» EXERCISE: Reproduce the listing below in full and without alteration, apart from its pictures.

------ RECORDS TO USE ------

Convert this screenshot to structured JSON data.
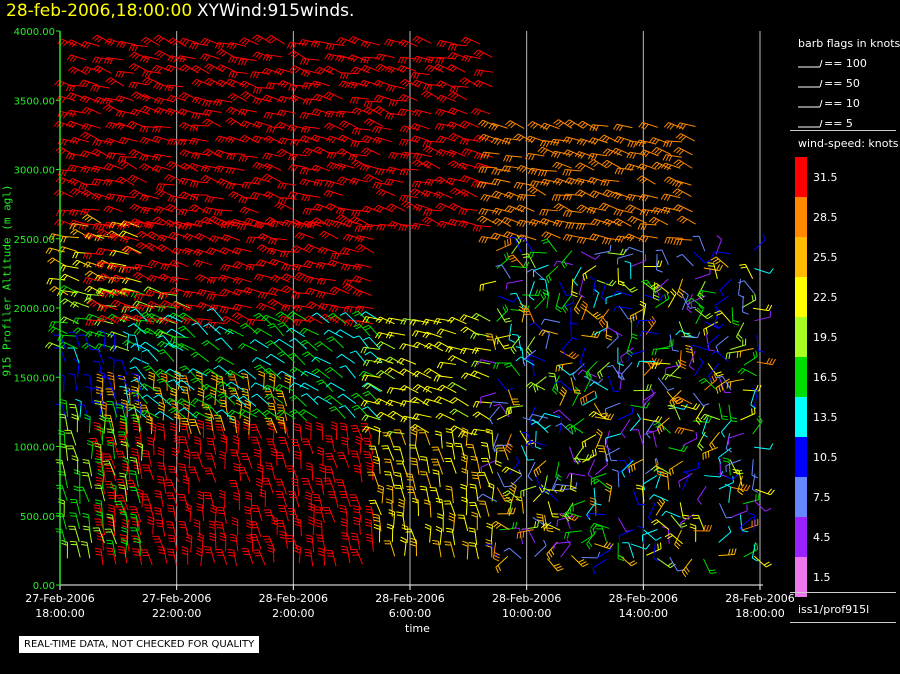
{
  "title": {
    "date": "28-feb-2006,18:00:00",
    "name": "XYWind:915winds."
  },
  "chart_data": {
    "type": "scatter",
    "subtype": "wind-barb time-height plot",
    "ylabel": "915 Profiler Altitude (m agl)",
    "xlabel": "time",
    "ylim": [
      0,
      4000
    ],
    "y_ticks": [
      "0.00",
      "500.00",
      "1000.00",
      "1500.00",
      "2000.00",
      "2500.00",
      "3000.00",
      "3500.00",
      "4000.00"
    ],
    "x_ticks": [
      {
        "date": "27-Feb-2006",
        "time": "18:00:00"
      },
      {
        "date": "27-Feb-2006",
        "time": "22:00:00"
      },
      {
        "date": "28-Feb-2006",
        "time": "2:00:00"
      },
      {
        "date": "28-Feb-2006",
        "time": "6:00:00"
      },
      {
        "date": "28-Feb-2006",
        "time": "10:00:00"
      },
      {
        "date": "28-Feb-2006",
        "time": "14:00:00"
      },
      {
        "date": "28-Feb-2006",
        "time": "18:00:00"
      }
    ],
    "xlim_hours": [
      0,
      24
    ],
    "grid": true,
    "wind_regions": [
      {
        "hours": [
          0.5,
          15
        ],
        "alt": [
          2600,
          3950
        ],
        "speed": 31.5,
        "dir": "west"
      },
      {
        "hours": [
          15,
          22
        ],
        "alt": [
          2500,
          3300
        ],
        "speed": 28.5,
        "dir": "west"
      },
      {
        "hours": [
          0.2,
          3
        ],
        "alt": [
          2100,
          2600
        ],
        "speed": 24,
        "dir": "west"
      },
      {
        "hours": [
          0.2,
          4.5
        ],
        "alt": [
          1700,
          2100
        ],
        "speed": 18,
        "dir": "west"
      },
      {
        "hours": [
          1.5,
          11
        ],
        "alt": [
          1900,
          2600
        ],
        "speed": 31.5,
        "dir": "west"
      },
      {
        "hours": [
          1.5,
          11
        ],
        "alt": [
          150,
          1100
        ],
        "speed": 31.5,
        "dir": "south"
      },
      {
        "hours": [
          1.5,
          8
        ],
        "alt": [
          1100,
          1400
        ],
        "speed": 26,
        "dir": "south"
      },
      {
        "hours": [
          3,
          11
        ],
        "alt": [
          1200,
          1900
        ],
        "speed": 15,
        "dir": "southwest"
      },
      {
        "hours": [
          0.2,
          3
        ],
        "alt": [
          1200,
          1700
        ],
        "speed": 11,
        "dir": "south"
      },
      {
        "hours": [
          0.2,
          3
        ],
        "alt": [
          200,
          1200
        ],
        "speed": 18,
        "dir": "south"
      },
      {
        "hours": [
          11,
          15
        ],
        "alt": [
          1100,
          1900
        ],
        "speed": 22,
        "dir": "west"
      },
      {
        "hours": [
          11,
          15
        ],
        "alt": [
          200,
          1000
        ],
        "speed": 24,
        "dir": "south"
      },
      {
        "hours": [
          15,
          24
        ],
        "alt": [
          200,
          2400
        ],
        "speed": 12,
        "dir": "mixed"
      }
    ]
  },
  "legend": {
    "flags_title": "barb flags in knots",
    "flags": [
      "== 100",
      "== 50",
      "== 10",
      "== 5"
    ],
    "speed_title": "wind-speed: knots",
    "speed_bins": [
      {
        "label": "31.5",
        "color": "#ff0000"
      },
      {
        "label": "28.5",
        "color": "#ff8800"
      },
      {
        "label": "25.5",
        "color": "#ffbb00"
      },
      {
        "label": "22.5",
        "color": "#ffff00"
      },
      {
        "label": "19.5",
        "color": "#a8ff22"
      },
      {
        "label": "16.5",
        "color": "#00dd00"
      },
      {
        "label": "13.5",
        "color": "#00ffff"
      },
      {
        "label": "10.5",
        "color": "#0000ff"
      },
      {
        "label": "7.5",
        "color": "#6688ff"
      },
      {
        "label": "4.5",
        "color": "#9922ff"
      },
      {
        "label": "1.5",
        "color": "#ee77ee"
      }
    ],
    "station": "iss1/prof915l"
  },
  "xlabel": "time",
  "note": "REAL-TIME DATA, NOT CHECKED FOR QUALITY"
}
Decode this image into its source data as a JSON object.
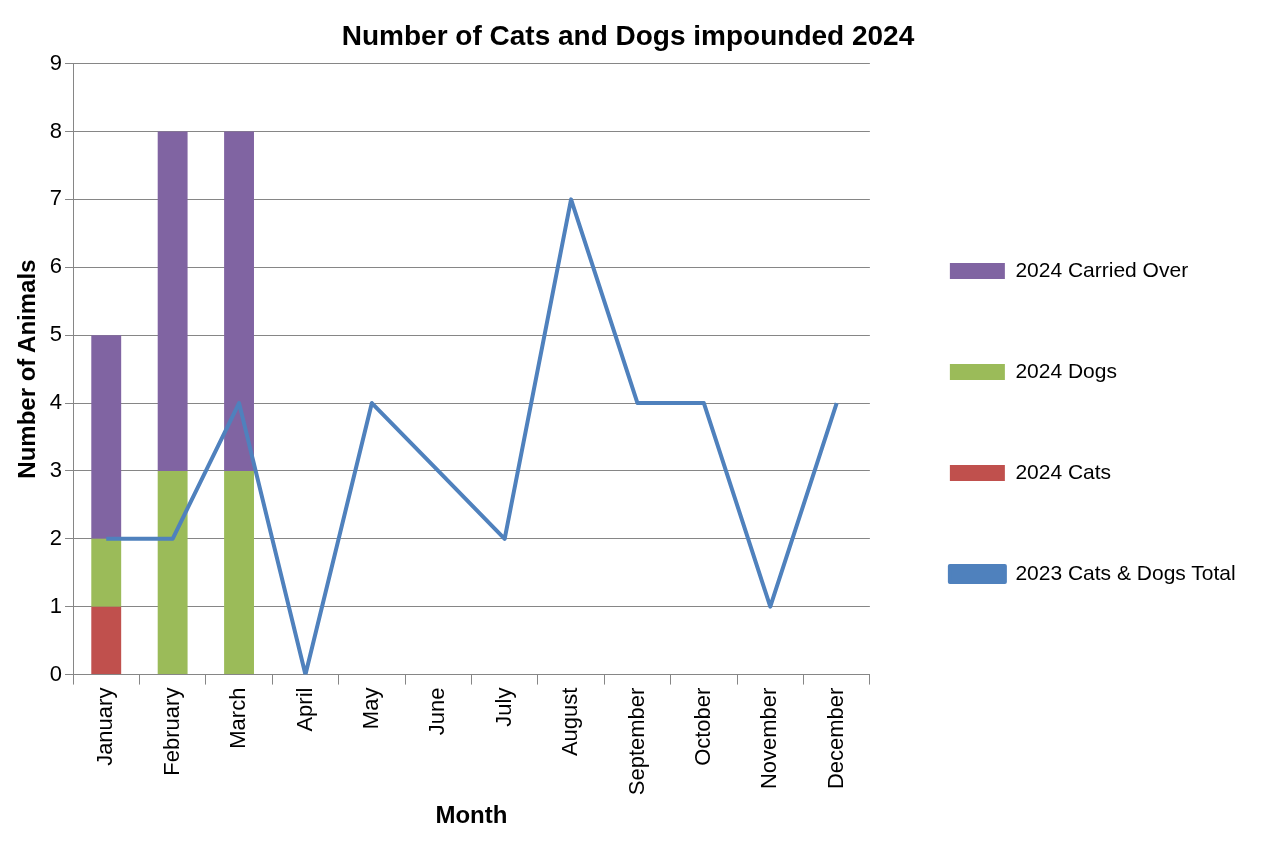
{
  "chart_data": {
    "type": "bar",
    "title": "Number of Cats and Dogs impounded 2024",
    "xlabel": "Month",
    "ylabel": "Number of Animals",
    "categories": [
      "January",
      "February",
      "March",
      "April",
      "May",
      "June",
      "July",
      "August",
      "September",
      "October",
      "November",
      "December"
    ],
    "stacked": true,
    "series": [
      {
        "name": "2024 Cats",
        "color": "#c0504d",
        "values": [
          1,
          0,
          0,
          null,
          null,
          null,
          null,
          null,
          null,
          null,
          null,
          null
        ]
      },
      {
        "name": "2024 Dogs",
        "color": "#9bbb59",
        "values": [
          1,
          3,
          3,
          null,
          null,
          null,
          null,
          null,
          null,
          null,
          null,
          null
        ]
      },
      {
        "name": "2024 Carried Over",
        "color": "#8064a2",
        "values": [
          3,
          5,
          5,
          null,
          null,
          null,
          null,
          null,
          null,
          null,
          null,
          null
        ]
      },
      {
        "name": "2023 Cats & Dogs Total",
        "type": "line",
        "color": "#4f81bd",
        "values": [
          2,
          2,
          4,
          0,
          4,
          3,
          2,
          7,
          4,
          4,
          1,
          4
        ]
      }
    ],
    "ylim": [
      0,
      9
    ],
    "yticks": [
      0,
      1,
      2,
      3,
      4,
      5,
      6,
      7,
      8,
      9
    ],
    "grid": "y",
    "legend": "right",
    "marker": "none"
  }
}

------

» SOLUTION BELOW:
Convert this screenshot to structured JSON data.
{
  "title": {
    "date": "28-feb-2006,18:00:00",
    "name": "XYWind:915winds."
  },
  "chart_data": {
    "type": "scatter",
    "subtype": "wind-barb time-height plot",
    "ylabel": "915 Profiler Altitude (m agl)",
    "xlabel": "time",
    "ylim": [
      0,
      4000
    ],
    "y_ticks": [
      "0.00",
      "500.00",
      "1000.00",
      "1500.00",
      "2000.00",
      "2500.00",
      "3000.00",
      "3500.00",
      "4000.00"
    ],
    "x_ticks": [
      {
        "date": "27-Feb-2006",
        "time": "18:00:00"
      },
      {
        "date": "27-Feb-2006",
        "time": "22:00:00"
      },
      {
        "date": "28-Feb-2006",
        "time": "2:00:00"
      },
      {
        "date": "28-Feb-2006",
        "time": "6:00:00"
      },
      {
        "date": "28-Feb-2006",
        "time": "10:00:00"
      },
      {
        "date": "28-Feb-2006",
        "time": "14:00:00"
      },
      {
        "date": "28-Feb-2006",
        "time": "18:00:00"
      }
    ],
    "xlim_hours": [
      0,
      24
    ],
    "grid": true,
    "wind_regions": [
      {
        "hours": [
          0.5,
          15
        ],
        "alt": [
          2600,
          3950
        ],
        "speed": 31.5,
        "dir": "west"
      },
      {
        "hours": [
          15,
          22
        ],
        "alt": [
          2500,
          3300
        ],
        "speed": 28.5,
        "dir": "west"
      },
      {
        "hours": [
          0.2,
          3
        ],
        "alt": [
          2100,
          2600
        ],
        "speed": 24,
        "dir": "west"
      },
      {
        "hours": [
          0.2,
          4.5
        ],
        "alt": [
          1700,
          2100
        ],
        "speed": 18,
        "dir": "west"
      },
      {
        "hours": [
          1.5,
          11
        ],
        "alt": [
          1900,
          2600
        ],
        "speed": 31.5,
        "dir": "west"
      },
      {
        "hours": [
          1.5,
          11
        ],
        "alt": [
          150,
          1100
        ],
        "speed": 31.5,
        "dir": "south"
      },
      {
        "hours": [
          1.5,
          8
        ],
        "alt": [
          1100,
          1400
        ],
        "speed": 26,
        "dir": "south"
      },
      {
        "hours": [
          3,
          11
        ],
        "alt": [
          1200,
          1900
        ],
        "speed": 15,
        "dir": "southwest"
      },
      {
        "hours": [
          0.2,
          3
        ],
        "alt": [
          1200,
          1700
        ],
        "speed": 11,
        "dir": "south"
      },
      {
        "hours": [
          0.2,
          3
        ],
        "alt": [
          200,
          1200
        ],
        "speed": 18,
        "dir": "south"
      },
      {
        "hours": [
          11,
          15
        ],
        "alt": [
          1100,
          1900
        ],
        "speed": 22,
        "dir": "west"
      },
      {
        "hours": [
          11,
          15
        ],
        "alt": [
          200,
          1000
        ],
        "speed": 24,
        "dir": "south"
      },
      {
        "hours": [
          15,
          24
        ],
        "alt": [
          200,
          2400
        ],
        "speed": 12,
        "dir": "mixed"
      }
    ]
  },
  "legend": {
    "flags_title": "barb flags in knots",
    "flags": [
      "== 100",
      "== 50",
      "== 10",
      "== 5"
    ],
    "speed_title": "wind-speed: knots",
    "speed_bins": [
      {
        "label": "31.5",
        "color": "#ff0000"
      },
      {
        "label": "28.5",
        "color": "#ff8800"
      },
      {
        "label": "25.5",
        "color": "#ffbb00"
      },
      {
        "label": "22.5",
        "color": "#ffff00"
      },
      {
        "label": "19.5",
        "color": "#a8ff22"
      },
      {
        "label": "16.5",
        "color": "#00dd00"
      },
      {
        "label": "13.5",
        "color": "#00ffff"
      },
      {
        "label": "10.5",
        "color": "#0000ff"
      },
      {
        "label": "7.5",
        "color": "#6688ff"
      },
      {
        "label": "4.5",
        "color": "#9922ff"
      },
      {
        "label": "1.5",
        "color": "#ee77ee"
      }
    ],
    "station": "iss1/prof915l"
  },
  "xlabel": "time",
  "note": "REAL-TIME DATA, NOT CHECKED FOR QUALITY"
}
Decode this image into its source data as a JSON object.
{
  "chart_data": {
    "type": "bar",
    "title": "Number of Cats and Dogs impounded 2024",
    "xlabel": "Month",
    "ylabel": "Number of Animals",
    "categories": [
      "January",
      "February",
      "March",
      "April",
      "May",
      "June",
      "July",
      "August",
      "September",
      "October",
      "November",
      "December"
    ],
    "stacked": true,
    "series": [
      {
        "name": "2024 Cats",
        "color": "#c0504d",
        "values": [
          1,
          0,
          0,
          null,
          null,
          null,
          null,
          null,
          null,
          null,
          null,
          null
        ]
      },
      {
        "name": "2024 Dogs",
        "color": "#9bbb59",
        "values": [
          1,
          3,
          3,
          null,
          null,
          null,
          null,
          null,
          null,
          null,
          null,
          null
        ]
      },
      {
        "name": "2024 Carried Over",
        "color": "#8064a2",
        "values": [
          3,
          5,
          5,
          null,
          null,
          null,
          null,
          null,
          null,
          null,
          null,
          null
        ]
      },
      {
        "name": "2023 Cats & Dogs Total",
        "type": "line",
        "color": "#4f81bd",
        "values": [
          2,
          2,
          4,
          0,
          4,
          3,
          2,
          7,
          4,
          4,
          1,
          4
        ]
      }
    ],
    "ylim": [
      0,
      9
    ],
    "yticks": [
      0,
      1,
      2,
      3,
      4,
      5,
      6,
      7,
      8,
      9
    ],
    "grid": "y",
    "legend": "right",
    "marker": "none"
  }
}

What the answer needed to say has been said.